[Figure dataset records]
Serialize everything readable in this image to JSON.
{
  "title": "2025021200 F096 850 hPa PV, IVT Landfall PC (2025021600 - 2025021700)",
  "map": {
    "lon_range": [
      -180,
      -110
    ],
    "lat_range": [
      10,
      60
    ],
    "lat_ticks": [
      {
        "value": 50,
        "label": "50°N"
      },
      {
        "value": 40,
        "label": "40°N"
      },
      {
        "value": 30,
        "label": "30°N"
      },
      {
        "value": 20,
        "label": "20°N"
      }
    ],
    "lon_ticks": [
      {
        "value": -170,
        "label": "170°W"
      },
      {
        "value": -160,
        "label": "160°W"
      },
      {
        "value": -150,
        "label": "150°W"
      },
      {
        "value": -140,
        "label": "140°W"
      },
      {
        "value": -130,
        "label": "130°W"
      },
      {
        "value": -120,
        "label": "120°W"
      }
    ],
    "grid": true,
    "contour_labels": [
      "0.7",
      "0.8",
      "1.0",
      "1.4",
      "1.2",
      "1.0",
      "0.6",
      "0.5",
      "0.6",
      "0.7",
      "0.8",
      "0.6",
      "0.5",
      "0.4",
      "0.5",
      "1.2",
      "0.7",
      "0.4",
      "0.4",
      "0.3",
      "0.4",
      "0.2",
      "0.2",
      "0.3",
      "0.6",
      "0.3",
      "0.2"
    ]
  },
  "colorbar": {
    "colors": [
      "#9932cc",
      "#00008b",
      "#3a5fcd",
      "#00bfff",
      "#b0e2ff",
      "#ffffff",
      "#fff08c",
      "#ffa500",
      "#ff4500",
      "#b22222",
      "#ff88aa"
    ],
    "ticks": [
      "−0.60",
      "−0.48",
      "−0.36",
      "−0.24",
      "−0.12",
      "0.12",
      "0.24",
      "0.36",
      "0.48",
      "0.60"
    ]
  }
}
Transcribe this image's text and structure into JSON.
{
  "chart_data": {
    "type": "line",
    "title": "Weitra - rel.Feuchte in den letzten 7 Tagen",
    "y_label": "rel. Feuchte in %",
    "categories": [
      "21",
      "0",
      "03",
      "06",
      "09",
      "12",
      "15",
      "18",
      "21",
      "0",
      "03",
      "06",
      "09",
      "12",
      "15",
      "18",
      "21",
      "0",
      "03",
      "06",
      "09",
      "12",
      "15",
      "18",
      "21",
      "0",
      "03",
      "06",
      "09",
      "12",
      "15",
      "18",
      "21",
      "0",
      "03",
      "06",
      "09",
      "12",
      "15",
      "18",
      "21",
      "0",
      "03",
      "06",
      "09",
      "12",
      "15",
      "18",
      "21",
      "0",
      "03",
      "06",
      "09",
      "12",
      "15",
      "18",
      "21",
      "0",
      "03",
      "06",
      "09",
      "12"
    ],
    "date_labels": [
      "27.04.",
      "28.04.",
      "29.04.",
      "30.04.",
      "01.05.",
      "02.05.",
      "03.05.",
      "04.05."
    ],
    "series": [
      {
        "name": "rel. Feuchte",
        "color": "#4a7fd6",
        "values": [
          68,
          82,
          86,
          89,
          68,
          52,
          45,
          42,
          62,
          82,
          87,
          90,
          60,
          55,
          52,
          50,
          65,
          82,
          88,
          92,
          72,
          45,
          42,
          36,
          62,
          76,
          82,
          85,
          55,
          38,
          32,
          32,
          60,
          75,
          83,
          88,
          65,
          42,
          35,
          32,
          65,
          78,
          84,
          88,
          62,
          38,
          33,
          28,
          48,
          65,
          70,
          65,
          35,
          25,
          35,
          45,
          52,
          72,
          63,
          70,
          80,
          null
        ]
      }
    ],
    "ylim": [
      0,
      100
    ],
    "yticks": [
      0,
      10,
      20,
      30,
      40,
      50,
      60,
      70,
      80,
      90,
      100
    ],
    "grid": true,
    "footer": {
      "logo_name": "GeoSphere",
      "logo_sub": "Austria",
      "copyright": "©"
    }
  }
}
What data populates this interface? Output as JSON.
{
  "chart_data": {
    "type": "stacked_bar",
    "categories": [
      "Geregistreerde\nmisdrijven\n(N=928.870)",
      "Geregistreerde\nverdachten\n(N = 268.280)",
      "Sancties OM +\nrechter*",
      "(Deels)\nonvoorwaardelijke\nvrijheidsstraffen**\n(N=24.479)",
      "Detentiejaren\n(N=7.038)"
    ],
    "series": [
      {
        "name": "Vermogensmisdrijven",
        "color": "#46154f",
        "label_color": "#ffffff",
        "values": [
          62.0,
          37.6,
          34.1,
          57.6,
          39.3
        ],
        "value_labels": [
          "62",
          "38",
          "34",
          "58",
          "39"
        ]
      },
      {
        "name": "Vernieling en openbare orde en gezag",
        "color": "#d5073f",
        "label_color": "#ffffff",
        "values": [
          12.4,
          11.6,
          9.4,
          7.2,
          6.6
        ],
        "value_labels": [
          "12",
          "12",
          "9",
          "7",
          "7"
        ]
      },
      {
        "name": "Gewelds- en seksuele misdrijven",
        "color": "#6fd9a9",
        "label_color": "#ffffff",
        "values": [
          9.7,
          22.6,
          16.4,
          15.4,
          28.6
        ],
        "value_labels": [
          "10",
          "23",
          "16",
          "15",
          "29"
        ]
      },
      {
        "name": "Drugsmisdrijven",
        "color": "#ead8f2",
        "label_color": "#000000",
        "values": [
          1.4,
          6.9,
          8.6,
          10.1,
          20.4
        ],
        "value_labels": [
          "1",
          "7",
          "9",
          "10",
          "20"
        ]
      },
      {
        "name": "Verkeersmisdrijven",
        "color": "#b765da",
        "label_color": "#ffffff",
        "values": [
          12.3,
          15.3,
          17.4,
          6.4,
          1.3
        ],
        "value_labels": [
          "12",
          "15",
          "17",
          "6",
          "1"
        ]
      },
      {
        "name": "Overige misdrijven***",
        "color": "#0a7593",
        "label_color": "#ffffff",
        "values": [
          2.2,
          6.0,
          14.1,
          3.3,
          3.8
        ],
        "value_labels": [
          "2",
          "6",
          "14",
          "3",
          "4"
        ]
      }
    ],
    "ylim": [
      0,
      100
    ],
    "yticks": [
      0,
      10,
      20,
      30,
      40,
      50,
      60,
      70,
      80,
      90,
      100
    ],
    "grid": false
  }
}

• **What to do**
Report all lines of the data that include the word "this".

• **Result**
Serialize everything readable in this image to JSON.
Transcribe this image's text and structure into JSON.
What data populates this interface? Output as JSON.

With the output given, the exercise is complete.